§ What to do
Answer with one number: how many lines have "freight".

§ Information given

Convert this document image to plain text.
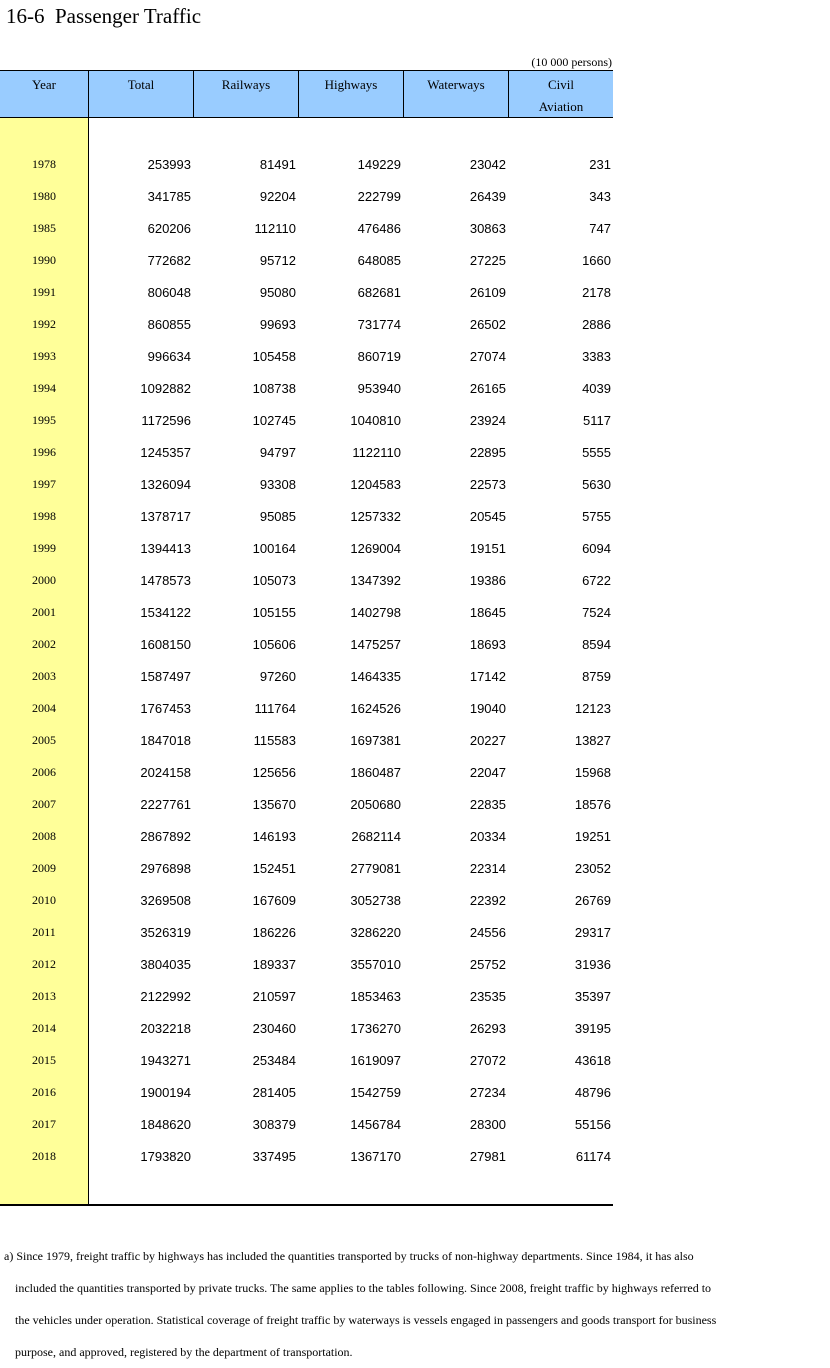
16-6  Passenger Traffic
(10 000 persons)
Year	Total	Railways	Highways	Waterways	Civil
Aviation
1978	253993	81491	149229	23042	231
1980	341785	92204	222799	26439	343
1985	620206	112110	476486	30863	747
1990	772682	95712	648085	27225	1660
1991	806048	95080	682681	26109	2178
1992	860855	99693	731774	26502	2886
1993	996634	105458	860719	27074	3383
1994	1092882	108738	953940	26165	4039
1995	1172596	102745	1040810	23924	5117
1996	1245357	94797	1122110	22895	5555
1997	1326094	93308	1204583	22573	5630
1998	1378717	95085	1257332	20545	5755
1999	1394413	100164	1269004	19151	6094
2000	1478573	105073	1347392	19386	6722
2001	1534122	105155	1402798	18645	7524
2002	1608150	105606	1475257	18693	8594
2003	1587497	97260	1464335	17142	8759
2004	1767453	111764	1624526	19040	12123
2005	1847018	115583	1697381	20227	13827
2006	2024158	125656	1860487	22047	15968
2007	2227761	135670	2050680	22835	18576
2008	2867892	146193	2682114	20334	19251
2009	2976898	152451	2779081	22314	23052
2010	3269508	167609	3052738	22392	26769
2011	3526319	186226	3286220	24556	29317
2012	3804035	189337	3557010	25752	31936
2013	2122992	210597	1853463	23535	35397
2014	2032218	230460	1736270	26293	39195
2015	1943271	253484	1619097	27072	43618
2016	1900194	281405	1542759	27234	48796
2017	1848620	308379	1456784	28300	55156
2018	1793820	337495	1367170	27981	61174

a) Since 1979, freight traffic by highways has included the quantities transported by trucks of non-highway departments. Since 1984, it has also

included the quantities transported by private trucks. The same applies to the tables following. Since 2008, freight traffic by highways referred to

the vehicles under operation. Statistical coverage of freight traffic by waterways is vessels engaged in passengers and goods transport for business

purpose, and approved, registered by the department of transportation.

§ Full response
3